Stored items

begin

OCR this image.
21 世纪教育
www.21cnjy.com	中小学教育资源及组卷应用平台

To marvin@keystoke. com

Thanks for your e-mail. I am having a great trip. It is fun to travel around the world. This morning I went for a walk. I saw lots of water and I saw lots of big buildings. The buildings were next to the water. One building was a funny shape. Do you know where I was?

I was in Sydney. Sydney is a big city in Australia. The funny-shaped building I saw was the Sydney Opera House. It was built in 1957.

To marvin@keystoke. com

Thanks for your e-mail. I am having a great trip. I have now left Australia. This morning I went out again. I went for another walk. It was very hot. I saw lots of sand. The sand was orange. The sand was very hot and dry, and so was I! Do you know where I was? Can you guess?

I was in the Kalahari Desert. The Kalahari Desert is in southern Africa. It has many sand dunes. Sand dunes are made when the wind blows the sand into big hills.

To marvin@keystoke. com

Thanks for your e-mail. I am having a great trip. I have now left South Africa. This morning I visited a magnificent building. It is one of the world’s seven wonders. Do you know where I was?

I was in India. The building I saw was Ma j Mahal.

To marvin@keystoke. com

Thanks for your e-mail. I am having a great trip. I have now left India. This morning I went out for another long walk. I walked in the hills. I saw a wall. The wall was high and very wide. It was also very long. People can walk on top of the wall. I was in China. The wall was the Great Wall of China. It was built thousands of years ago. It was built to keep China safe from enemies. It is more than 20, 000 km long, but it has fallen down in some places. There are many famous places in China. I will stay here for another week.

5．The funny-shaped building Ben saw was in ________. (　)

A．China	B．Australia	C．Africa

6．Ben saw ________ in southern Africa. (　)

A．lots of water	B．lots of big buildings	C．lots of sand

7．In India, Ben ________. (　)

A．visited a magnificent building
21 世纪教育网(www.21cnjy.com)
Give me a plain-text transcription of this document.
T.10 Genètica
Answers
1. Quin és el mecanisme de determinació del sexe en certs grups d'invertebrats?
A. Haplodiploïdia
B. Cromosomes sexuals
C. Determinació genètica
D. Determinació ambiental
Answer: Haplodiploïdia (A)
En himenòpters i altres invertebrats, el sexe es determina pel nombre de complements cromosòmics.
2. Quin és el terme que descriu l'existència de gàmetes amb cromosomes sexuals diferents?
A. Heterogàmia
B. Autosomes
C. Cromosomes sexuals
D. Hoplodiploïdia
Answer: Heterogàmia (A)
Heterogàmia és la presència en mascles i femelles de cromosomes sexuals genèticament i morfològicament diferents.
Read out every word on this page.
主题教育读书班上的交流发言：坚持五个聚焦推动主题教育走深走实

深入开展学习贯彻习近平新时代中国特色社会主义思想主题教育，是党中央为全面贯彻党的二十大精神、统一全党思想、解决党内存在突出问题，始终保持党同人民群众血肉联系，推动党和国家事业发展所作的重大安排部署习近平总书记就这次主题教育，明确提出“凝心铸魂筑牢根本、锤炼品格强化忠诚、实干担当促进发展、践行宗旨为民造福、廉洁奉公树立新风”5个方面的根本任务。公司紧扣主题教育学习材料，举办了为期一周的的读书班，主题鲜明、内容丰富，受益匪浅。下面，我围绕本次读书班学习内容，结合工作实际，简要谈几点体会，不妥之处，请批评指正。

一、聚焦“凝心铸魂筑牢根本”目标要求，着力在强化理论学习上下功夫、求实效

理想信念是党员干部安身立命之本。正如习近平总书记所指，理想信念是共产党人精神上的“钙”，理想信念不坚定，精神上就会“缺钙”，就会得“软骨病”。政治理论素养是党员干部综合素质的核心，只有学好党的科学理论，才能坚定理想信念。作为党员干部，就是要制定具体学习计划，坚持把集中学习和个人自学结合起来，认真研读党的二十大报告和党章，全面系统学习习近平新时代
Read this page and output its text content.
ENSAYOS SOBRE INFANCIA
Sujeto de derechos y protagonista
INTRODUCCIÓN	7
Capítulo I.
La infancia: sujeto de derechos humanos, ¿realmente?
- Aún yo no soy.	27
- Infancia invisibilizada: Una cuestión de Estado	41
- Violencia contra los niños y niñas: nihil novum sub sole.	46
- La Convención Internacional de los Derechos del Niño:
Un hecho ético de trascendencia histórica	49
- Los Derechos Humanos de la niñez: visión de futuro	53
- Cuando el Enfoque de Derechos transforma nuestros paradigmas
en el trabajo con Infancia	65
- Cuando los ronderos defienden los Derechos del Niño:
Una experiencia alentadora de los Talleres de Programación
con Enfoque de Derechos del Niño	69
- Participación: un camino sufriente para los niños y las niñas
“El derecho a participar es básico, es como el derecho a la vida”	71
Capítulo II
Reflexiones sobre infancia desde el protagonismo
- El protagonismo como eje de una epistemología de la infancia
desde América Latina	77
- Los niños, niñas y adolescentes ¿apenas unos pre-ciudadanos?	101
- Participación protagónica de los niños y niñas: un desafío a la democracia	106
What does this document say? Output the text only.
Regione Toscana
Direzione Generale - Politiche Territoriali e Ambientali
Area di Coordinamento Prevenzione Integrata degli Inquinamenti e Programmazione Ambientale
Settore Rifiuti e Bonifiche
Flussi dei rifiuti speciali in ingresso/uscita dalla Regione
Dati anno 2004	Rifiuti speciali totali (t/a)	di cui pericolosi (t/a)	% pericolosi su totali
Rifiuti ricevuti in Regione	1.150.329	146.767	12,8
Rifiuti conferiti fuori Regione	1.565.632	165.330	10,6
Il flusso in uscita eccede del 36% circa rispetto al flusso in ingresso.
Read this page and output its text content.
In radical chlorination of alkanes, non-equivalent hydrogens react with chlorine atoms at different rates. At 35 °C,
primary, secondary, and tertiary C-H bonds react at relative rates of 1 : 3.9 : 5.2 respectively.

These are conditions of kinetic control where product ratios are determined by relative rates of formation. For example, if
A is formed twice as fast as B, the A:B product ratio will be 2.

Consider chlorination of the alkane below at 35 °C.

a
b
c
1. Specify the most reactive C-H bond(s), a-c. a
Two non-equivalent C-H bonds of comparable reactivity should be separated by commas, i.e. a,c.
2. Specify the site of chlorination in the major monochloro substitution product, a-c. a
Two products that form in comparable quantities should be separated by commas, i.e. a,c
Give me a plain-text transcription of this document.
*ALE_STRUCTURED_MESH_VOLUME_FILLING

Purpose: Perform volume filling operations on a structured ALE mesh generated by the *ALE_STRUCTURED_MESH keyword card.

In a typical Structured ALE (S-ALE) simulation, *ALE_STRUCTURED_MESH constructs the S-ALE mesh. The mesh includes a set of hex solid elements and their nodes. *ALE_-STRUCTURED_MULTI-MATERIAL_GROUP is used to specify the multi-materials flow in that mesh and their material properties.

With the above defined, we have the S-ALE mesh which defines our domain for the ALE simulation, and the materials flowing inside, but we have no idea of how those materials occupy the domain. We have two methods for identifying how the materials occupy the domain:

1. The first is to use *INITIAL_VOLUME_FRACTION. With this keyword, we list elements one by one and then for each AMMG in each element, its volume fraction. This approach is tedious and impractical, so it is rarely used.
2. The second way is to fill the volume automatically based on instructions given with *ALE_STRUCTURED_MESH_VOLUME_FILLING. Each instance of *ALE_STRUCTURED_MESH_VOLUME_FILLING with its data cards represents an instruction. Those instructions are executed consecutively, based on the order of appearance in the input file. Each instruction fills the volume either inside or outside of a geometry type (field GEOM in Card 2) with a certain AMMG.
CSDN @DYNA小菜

end

> [AIM]
Lines containing the word "world" must all be returned from the material above.

> [REPLY]
Thanks for your e-mail. I am having a great trip. It is fun to travel around the world. This morning I went for a walk. I saw lots of water and I saw lots of big buildings. The buildings were next to the water. One building was a funny shape. Do you know where I was?
Thanks for your e-mail. I am having a great trip. I have now left South Africa. This morning I visited a magnificent building. It is one of the world’s seven wonders. Do you know where I was?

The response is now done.